Your task -
Determine the number of lines holding the word "применение"; answer with that number only.

Working data -
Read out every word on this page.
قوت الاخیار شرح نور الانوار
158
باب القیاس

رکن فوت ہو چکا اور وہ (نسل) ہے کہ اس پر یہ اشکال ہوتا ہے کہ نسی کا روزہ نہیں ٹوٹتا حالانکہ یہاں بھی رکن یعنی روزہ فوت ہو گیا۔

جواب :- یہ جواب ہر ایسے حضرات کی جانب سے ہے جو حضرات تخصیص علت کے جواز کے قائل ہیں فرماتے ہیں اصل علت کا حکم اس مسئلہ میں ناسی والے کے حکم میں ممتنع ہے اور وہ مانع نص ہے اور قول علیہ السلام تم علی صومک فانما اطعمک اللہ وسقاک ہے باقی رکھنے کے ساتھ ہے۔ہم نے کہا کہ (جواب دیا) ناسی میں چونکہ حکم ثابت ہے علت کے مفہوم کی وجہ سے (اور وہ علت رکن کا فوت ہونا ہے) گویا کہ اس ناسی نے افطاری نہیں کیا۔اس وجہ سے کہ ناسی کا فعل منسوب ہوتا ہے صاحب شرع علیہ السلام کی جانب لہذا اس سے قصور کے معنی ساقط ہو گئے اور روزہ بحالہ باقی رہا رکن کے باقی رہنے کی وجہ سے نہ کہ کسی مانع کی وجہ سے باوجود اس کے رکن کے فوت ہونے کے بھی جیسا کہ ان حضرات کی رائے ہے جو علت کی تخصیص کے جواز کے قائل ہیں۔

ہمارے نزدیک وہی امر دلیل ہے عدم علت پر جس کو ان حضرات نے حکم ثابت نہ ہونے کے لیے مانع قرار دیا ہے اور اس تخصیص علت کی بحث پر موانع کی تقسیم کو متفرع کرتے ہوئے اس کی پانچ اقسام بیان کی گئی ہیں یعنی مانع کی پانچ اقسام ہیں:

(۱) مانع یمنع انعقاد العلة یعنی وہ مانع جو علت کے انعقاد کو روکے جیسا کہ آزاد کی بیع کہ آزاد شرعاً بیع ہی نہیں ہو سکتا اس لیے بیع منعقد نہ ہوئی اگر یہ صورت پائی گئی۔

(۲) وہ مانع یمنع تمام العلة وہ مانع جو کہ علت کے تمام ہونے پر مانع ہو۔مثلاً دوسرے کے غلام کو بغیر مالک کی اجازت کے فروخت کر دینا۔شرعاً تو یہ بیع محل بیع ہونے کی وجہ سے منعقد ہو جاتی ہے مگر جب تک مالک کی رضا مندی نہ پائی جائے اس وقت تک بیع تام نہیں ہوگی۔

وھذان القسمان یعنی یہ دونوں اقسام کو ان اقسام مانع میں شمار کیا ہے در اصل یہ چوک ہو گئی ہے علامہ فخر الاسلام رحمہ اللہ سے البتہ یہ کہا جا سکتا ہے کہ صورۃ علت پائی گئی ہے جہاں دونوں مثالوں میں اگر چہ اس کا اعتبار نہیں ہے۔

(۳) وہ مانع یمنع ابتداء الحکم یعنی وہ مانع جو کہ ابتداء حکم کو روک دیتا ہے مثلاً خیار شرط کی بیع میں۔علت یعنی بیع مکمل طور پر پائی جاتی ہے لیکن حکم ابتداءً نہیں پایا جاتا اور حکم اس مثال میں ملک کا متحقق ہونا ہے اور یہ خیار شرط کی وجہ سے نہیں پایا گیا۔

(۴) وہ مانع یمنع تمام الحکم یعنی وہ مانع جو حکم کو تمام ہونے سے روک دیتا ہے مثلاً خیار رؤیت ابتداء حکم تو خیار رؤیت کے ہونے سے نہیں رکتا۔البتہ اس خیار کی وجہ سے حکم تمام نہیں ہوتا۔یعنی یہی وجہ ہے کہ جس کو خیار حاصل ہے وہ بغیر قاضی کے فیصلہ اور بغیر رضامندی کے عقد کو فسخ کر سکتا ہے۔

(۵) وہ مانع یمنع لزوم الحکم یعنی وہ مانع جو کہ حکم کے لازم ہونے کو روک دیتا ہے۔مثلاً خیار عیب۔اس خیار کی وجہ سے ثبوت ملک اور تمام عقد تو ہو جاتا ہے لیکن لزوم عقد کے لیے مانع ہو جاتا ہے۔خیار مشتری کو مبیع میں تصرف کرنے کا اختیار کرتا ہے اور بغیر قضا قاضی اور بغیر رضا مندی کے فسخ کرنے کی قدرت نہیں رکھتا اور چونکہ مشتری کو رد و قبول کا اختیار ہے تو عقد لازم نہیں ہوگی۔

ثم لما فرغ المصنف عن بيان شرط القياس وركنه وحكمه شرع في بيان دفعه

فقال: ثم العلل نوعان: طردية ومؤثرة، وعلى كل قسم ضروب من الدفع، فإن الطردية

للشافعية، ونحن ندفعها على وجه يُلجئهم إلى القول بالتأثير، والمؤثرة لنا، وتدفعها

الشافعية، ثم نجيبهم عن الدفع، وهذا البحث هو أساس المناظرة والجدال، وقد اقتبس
--
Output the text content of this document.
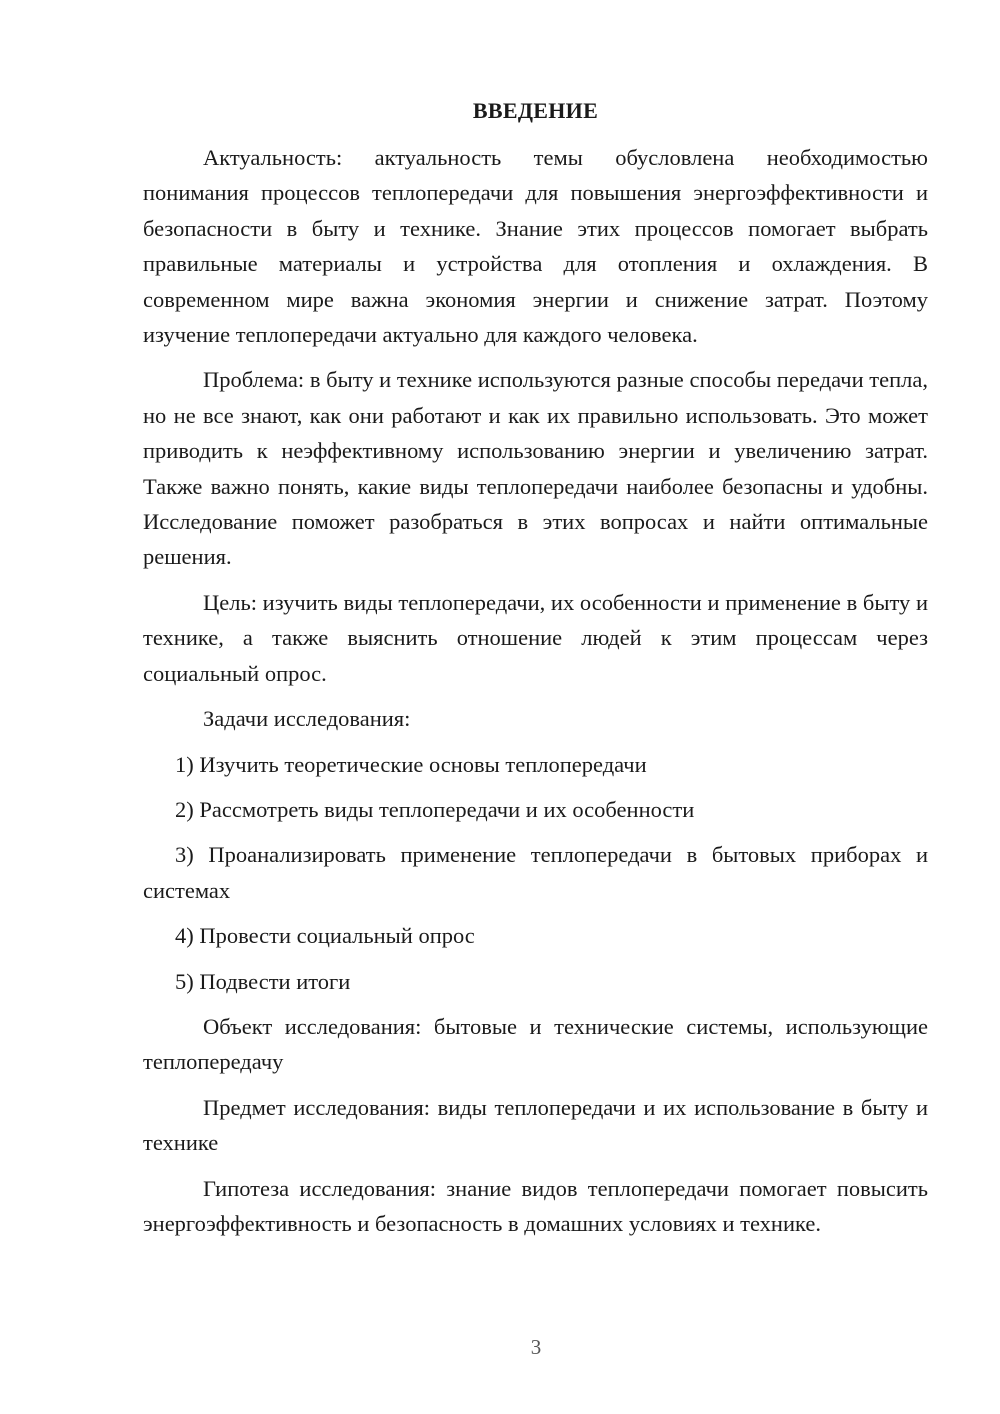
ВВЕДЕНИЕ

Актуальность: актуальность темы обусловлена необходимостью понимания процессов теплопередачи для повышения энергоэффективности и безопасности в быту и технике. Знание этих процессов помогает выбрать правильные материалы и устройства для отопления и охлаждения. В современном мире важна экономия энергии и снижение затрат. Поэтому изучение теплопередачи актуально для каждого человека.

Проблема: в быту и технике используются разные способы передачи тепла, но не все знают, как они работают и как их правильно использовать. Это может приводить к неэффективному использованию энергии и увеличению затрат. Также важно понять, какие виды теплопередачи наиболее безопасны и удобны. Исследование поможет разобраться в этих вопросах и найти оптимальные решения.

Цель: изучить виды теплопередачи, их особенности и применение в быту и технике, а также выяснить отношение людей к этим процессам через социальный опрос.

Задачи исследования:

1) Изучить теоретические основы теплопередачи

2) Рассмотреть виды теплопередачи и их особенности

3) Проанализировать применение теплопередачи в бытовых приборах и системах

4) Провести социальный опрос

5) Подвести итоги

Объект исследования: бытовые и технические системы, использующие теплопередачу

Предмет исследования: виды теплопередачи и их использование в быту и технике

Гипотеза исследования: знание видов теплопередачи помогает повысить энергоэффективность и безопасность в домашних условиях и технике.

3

Solution to this problem -
2